__WHAT YOU NEED TO DO__
List, from the lines below, each one with "structured" in it.

Excerpt from a dataset:
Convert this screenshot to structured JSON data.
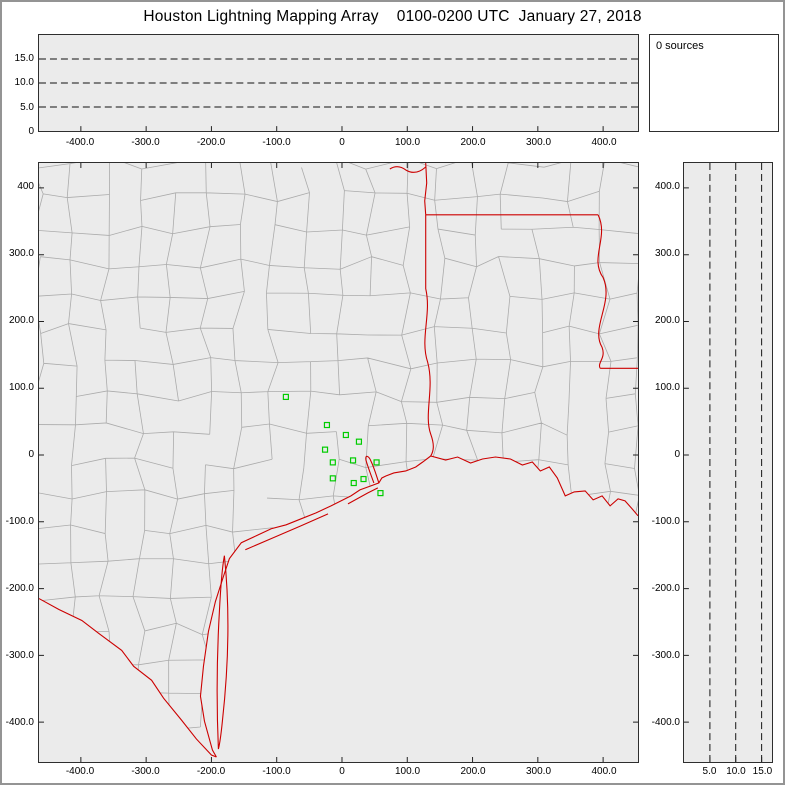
{
  "title": "Houston Lightning Mapping Array    0100-0200 UTC  January 27, 2018",
  "sources_panel": {
    "label": "0 sources"
  },
  "axes": {
    "ew_ticks": [
      {
        "v": -400,
        "label": "-400.0"
      },
      {
        "v": -300,
        "label": "-300.0"
      },
      {
        "v": -200,
        "label": "-200.0"
      },
      {
        "v": -100,
        "label": "-100.0"
      },
      {
        "v": 0,
        "label": "0"
      },
      {
        "v": 100,
        "label": "100.0"
      },
      {
        "v": 200,
        "label": "200.0"
      },
      {
        "v": 300,
        "label": "300.0"
      },
      {
        "v": 400,
        "label": "400.0"
      }
    ],
    "ns_ticks_map": [
      {
        "v": 400,
        "label": "400"
      },
      {
        "v": 300,
        "label": "300.0"
      },
      {
        "v": 200,
        "label": "200.0"
      },
      {
        "v": 100,
        "label": "100.0"
      },
      {
        "v": 0,
        "label": "0"
      },
      {
        "v": -100,
        "label": "-100.0"
      },
      {
        "v": -200,
        "label": "-200.0"
      },
      {
        "v": -300,
        "label": "-300.0"
      },
      {
        "v": -400,
        "label": "-400.0"
      }
    ],
    "ns_ticks_alt": [
      {
        "v": 400,
        "label": "400.0"
      },
      {
        "v": 300,
        "label": "300.0"
      },
      {
        "v": 200,
        "label": "200.0"
      },
      {
        "v": 100,
        "label": "100.0"
      },
      {
        "v": 0,
        "label": "0"
      },
      {
        "v": -100,
        "label": "-100.0"
      },
      {
        "v": -200,
        "label": "-200.0"
      },
      {
        "v": -300,
        "label": "-300.0"
      },
      {
        "v": -400,
        "label": "-400.0"
      }
    ],
    "alt_ticks_ew": [
      {
        "v": 15,
        "label": "15.0"
      },
      {
        "v": 10,
        "label": "10.0"
      },
      {
        "v": 5,
        "label": "5.0"
      },
      {
        "v": 0,
        "label": "0"
      }
    ],
    "alt_ticks_ns": [
      {
        "v": 5,
        "label": "5.0"
      },
      {
        "v": 10,
        "label": "10.0"
      },
      {
        "v": 15,
        "label": "15.0"
      }
    ],
    "alt_gridlines": [
      5,
      10,
      15
    ]
  },
  "colors": {
    "panel_bg": "#ebebeb",
    "county_line": "#ababab",
    "state_line": "#cc0000",
    "station": "#00cc00",
    "axis": "#222222",
    "frame": "#949494"
  },
  "chart_data": {
    "type": "scatter",
    "title": "Houston Lightning Mapping Array 0100-0200 UTC January 27, 2018",
    "source_count": 0,
    "stations_km": [
      [
        -86,
        87
      ],
      [
        -23,
        45
      ],
      [
        6,
        30
      ],
      [
        26,
        20
      ],
      [
        -26,
        8
      ],
      [
        -14,
        -11
      ],
      [
        17,
        -8
      ],
      [
        53,
        -11
      ],
      [
        -14,
        -35
      ],
      [
        18,
        -42
      ],
      [
        33,
        -36
      ],
      [
        59,
        -57
      ]
    ],
    "panels": [
      {
        "name": "altitude-vs-east-west",
        "xlim": [
          -464,
          453
        ],
        "ylim": [
          0,
          20
        ],
        "x_ticks": [
          -400,
          -300,
          -200,
          -100,
          0,
          100,
          200,
          300,
          400
        ],
        "y_ticks": [
          0,
          5,
          10,
          15
        ],
        "gridlines_y": [
          5,
          10,
          15
        ],
        "series": [
          {
            "name": "lightning-sources",
            "points": []
          }
        ]
      },
      {
        "name": "plan-view-map",
        "xlim": [
          -464,
          453
        ],
        "ylim": [
          -459,
          437
        ],
        "x_ticks": [
          -400,
          -300,
          -200,
          -100,
          0,
          100,
          200,
          300,
          400
        ],
        "y_ticks": [
          400,
          300,
          200,
          100,
          0,
          -100,
          -200,
          -300,
          -400
        ],
        "series": [
          {
            "name": "lma-stations",
            "marker": "open-square",
            "color": "#00cc00",
            "points_ref": "stations_km"
          },
          {
            "name": "lightning-sources",
            "points": []
          }
        ]
      },
      {
        "name": "altitude-vs-north-south",
        "xlim": [
          0,
          17
        ],
        "ylim": [
          -459,
          437
        ],
        "x_ticks": [
          5,
          10,
          15
        ],
        "y_ticks": [
          400,
          300,
          200,
          100,
          0,
          -100,
          -200,
          -300,
          -400
        ],
        "gridlines_x": [
          5,
          10,
          15
        ],
        "series": [
          {
            "name": "lightning-sources",
            "points": []
          }
        ]
      }
    ]
  }
}
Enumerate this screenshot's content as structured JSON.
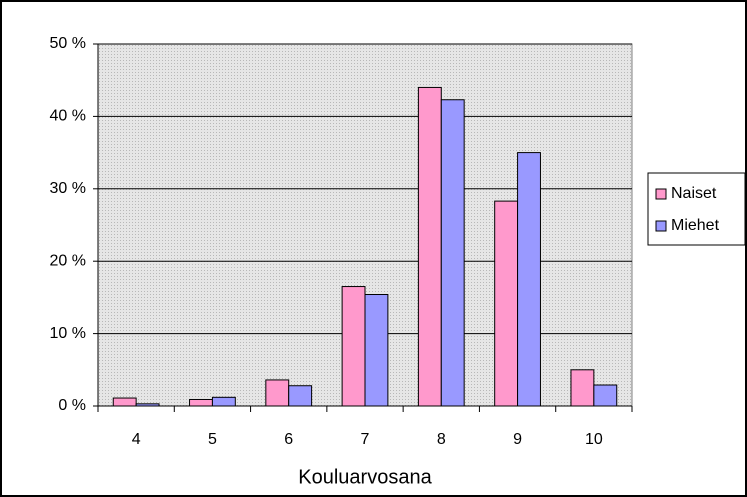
{
  "chart_data": {
    "type": "bar",
    "x_label": "Kouluarvosana",
    "categories": [
      "4",
      "5",
      "6",
      "7",
      "8",
      "9",
      "10"
    ],
    "series": [
      {
        "name": "Naiset",
        "color": "#ff99cc",
        "values": [
          1.1,
          0.9,
          3.6,
          16.5,
          44,
          28.3,
          5
        ]
      },
      {
        "name": "Miehet",
        "color": "#9999ff",
        "values": [
          0.3,
          1.2,
          2.8,
          15.4,
          42.3,
          35,
          2.9
        ]
      }
    ],
    "ylim": [
      0,
      50
    ],
    "yticks": [
      {
        "value": 0,
        "label": "0 %"
      },
      {
        "value": 10,
        "label": "10 %"
      },
      {
        "value": 20,
        "label": "20 %"
      },
      {
        "value": 30,
        "label": "30 %"
      },
      {
        "value": 40,
        "label": "40 %"
      },
      {
        "value": 50,
        "label": "50 %"
      }
    ],
    "grid": true,
    "legend": "right"
  }
}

__FINAL RESULT__
Convert this screenshot to structured JSON data.
Enumerate this screenshot's content as structured JSON.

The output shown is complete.